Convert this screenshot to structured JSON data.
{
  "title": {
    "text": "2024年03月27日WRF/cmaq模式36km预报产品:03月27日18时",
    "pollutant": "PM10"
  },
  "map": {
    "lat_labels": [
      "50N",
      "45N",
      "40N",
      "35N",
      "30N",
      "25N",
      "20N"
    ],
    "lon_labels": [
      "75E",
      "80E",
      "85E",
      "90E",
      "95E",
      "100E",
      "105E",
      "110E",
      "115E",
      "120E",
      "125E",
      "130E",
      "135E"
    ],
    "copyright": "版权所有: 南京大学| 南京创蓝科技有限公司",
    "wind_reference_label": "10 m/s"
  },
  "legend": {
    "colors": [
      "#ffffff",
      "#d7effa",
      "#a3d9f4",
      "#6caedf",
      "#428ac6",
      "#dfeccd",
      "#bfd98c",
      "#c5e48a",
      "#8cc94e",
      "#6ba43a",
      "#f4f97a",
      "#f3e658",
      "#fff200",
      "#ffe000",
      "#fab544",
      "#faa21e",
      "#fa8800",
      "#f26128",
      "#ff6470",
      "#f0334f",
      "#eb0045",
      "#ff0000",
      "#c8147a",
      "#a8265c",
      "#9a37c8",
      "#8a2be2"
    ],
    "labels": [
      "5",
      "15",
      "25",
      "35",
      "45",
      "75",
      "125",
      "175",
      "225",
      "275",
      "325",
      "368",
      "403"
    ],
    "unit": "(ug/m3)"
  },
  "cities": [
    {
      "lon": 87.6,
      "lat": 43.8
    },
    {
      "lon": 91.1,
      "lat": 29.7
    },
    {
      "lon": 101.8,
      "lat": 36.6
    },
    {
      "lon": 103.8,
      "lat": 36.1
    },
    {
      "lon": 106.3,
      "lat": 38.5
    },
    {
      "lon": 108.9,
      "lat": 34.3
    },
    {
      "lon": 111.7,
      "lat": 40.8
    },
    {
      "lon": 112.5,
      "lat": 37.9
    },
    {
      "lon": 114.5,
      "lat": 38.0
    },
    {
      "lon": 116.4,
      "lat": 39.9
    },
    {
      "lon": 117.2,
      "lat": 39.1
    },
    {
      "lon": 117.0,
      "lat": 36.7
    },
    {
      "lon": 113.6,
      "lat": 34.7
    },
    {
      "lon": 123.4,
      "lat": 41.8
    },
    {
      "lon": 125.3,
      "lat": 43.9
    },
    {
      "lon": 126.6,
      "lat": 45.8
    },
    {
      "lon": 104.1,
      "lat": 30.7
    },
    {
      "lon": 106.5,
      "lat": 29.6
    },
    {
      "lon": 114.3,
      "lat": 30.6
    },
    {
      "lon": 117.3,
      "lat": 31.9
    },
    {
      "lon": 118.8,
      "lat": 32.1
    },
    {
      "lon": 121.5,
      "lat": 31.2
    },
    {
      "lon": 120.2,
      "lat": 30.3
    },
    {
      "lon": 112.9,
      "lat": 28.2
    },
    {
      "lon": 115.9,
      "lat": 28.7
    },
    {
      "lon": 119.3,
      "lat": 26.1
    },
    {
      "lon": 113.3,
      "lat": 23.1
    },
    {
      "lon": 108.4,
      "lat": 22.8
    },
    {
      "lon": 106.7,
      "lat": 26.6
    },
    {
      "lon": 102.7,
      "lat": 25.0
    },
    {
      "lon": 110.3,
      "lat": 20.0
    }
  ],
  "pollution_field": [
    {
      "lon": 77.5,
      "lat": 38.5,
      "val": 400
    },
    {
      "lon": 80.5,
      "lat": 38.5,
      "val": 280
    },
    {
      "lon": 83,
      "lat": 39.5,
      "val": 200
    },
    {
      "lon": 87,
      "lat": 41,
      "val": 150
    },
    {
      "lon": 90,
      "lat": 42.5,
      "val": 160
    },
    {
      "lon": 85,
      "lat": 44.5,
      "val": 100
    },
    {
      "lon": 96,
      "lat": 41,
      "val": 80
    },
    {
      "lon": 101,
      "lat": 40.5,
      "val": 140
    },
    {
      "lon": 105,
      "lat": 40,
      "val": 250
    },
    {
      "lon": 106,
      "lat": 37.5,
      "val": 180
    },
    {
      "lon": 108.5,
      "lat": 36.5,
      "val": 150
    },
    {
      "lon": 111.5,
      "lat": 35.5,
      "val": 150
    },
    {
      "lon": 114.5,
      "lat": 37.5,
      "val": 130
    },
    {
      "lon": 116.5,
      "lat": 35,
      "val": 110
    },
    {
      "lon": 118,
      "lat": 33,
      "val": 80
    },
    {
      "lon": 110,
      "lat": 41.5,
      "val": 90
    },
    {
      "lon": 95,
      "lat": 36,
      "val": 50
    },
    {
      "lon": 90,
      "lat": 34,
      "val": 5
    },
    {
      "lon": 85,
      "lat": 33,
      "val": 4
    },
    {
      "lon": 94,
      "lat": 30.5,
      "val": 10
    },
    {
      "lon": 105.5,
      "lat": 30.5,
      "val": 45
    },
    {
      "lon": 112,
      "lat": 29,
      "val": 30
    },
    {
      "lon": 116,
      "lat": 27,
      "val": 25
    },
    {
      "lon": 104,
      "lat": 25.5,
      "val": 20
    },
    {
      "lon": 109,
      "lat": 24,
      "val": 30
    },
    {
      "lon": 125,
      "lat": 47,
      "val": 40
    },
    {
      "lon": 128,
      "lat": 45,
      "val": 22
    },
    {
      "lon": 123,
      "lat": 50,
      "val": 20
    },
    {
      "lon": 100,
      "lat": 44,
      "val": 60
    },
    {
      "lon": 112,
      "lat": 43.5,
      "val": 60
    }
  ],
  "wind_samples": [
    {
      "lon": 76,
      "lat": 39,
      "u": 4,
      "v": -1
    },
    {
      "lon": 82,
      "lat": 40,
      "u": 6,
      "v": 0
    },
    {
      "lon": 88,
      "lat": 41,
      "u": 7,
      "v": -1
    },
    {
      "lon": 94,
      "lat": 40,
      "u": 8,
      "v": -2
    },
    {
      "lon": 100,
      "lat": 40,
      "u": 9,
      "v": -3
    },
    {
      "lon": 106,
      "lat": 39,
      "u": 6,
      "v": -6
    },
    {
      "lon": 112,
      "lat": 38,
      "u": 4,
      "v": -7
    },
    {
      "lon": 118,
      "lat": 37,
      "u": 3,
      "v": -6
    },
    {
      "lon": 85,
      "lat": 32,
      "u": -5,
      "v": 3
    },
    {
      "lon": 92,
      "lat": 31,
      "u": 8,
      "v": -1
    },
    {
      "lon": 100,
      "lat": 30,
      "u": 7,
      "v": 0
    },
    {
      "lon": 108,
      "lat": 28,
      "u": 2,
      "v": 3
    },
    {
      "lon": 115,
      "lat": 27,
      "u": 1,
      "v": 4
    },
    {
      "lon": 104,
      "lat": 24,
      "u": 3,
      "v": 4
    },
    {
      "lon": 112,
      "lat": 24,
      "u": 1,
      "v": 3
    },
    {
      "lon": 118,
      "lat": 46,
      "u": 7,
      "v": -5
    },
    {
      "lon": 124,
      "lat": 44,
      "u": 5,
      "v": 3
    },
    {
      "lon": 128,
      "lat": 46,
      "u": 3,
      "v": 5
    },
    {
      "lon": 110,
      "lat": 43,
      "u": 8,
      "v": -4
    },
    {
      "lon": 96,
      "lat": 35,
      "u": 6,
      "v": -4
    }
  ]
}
====
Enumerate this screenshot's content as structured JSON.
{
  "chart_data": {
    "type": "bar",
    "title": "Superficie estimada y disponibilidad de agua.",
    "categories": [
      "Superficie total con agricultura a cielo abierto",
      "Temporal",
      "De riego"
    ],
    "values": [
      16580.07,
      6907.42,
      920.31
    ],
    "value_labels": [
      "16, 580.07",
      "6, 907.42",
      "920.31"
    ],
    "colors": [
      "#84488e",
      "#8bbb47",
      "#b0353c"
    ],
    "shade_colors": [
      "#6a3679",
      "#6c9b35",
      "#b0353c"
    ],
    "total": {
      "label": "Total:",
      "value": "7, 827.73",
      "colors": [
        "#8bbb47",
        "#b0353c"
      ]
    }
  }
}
====
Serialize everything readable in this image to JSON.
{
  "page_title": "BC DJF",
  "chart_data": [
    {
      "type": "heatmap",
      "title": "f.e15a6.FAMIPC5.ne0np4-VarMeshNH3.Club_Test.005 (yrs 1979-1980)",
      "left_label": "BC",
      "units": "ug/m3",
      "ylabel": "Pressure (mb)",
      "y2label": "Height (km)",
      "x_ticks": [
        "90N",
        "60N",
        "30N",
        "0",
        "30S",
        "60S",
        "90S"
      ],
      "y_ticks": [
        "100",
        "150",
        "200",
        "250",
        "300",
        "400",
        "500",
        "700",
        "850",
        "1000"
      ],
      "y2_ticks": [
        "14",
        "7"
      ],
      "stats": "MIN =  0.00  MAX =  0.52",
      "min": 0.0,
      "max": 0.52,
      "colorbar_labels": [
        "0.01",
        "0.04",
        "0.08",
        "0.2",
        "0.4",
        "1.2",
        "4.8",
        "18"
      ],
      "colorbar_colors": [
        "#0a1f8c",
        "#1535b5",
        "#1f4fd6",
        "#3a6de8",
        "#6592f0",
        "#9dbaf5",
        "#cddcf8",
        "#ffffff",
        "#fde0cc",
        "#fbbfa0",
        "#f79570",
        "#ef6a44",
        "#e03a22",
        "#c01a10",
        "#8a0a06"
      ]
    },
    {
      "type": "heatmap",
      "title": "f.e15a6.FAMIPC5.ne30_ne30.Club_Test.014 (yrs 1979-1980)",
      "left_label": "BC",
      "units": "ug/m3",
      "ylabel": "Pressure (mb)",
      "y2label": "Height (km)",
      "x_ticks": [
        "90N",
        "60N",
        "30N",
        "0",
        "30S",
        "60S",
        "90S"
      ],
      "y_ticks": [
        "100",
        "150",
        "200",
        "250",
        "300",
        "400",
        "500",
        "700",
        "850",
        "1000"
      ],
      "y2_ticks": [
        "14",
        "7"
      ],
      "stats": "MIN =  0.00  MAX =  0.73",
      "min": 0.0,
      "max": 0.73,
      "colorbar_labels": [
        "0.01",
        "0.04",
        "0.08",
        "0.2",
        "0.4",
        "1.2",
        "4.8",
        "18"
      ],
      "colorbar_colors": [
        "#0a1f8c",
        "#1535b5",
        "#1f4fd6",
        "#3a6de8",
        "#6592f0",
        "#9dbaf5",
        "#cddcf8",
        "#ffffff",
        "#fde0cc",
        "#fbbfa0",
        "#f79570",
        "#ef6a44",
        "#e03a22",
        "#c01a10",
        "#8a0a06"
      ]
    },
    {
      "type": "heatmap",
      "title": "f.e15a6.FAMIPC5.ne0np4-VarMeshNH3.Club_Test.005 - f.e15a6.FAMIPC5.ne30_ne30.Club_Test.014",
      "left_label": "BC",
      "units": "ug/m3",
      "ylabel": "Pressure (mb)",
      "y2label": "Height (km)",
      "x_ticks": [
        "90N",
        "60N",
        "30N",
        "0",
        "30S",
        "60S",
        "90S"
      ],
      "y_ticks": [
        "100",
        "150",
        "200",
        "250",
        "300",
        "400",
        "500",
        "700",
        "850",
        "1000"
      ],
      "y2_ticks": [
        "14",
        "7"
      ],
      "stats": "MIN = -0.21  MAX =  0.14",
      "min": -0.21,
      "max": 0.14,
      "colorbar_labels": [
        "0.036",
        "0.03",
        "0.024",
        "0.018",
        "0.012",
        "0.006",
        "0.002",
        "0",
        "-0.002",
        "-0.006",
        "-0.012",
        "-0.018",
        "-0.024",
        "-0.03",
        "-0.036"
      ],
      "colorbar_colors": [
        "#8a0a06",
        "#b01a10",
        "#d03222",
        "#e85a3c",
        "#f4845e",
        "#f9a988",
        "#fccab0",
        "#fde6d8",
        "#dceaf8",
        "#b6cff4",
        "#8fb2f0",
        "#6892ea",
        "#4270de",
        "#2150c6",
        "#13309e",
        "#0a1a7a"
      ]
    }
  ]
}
====
Which lines in the listing above hold the word "screenshot"? Show each of them.

• SOLUTION FOR THIS TASK:
Convert this screenshot to structured JSON data.
Enumerate this screenshot's content as structured JSON.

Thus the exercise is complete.